> [EXERCISE INPUTS]
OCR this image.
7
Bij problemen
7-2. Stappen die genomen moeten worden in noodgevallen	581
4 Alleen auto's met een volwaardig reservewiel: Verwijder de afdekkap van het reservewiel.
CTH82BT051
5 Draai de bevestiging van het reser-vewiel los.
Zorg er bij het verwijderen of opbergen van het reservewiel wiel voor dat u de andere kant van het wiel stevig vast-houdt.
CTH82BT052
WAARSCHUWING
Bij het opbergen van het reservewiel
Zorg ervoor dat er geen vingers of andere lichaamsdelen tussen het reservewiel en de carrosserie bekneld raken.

> [DIRECTIONS] Your task is to repeat the entries exactly.

> [TASK SOLUTION]
OCR this image.
7
Bij problemen
7-2. Stappen die genomen moeten worden in noodgevallen	581
4 Alleen auto's met een volwaardig reservewiel: Verwijder de afdekkap van het reservewiel.
CTH82BT051
5 Draai de bevestiging van het reser-vewiel los.
Zorg er bij het verwijderen of opbergen van het reservewiel wiel voor dat u de andere kant van het wiel stevig vast-houdt.
CTH82BT052
WAARSCHUWING
Bij het opbergen van het reservewiel
Zorg ervoor dat er geen vingers of andere lichaamsdelen tussen het reservewiel en de carrosserie bekneld raken.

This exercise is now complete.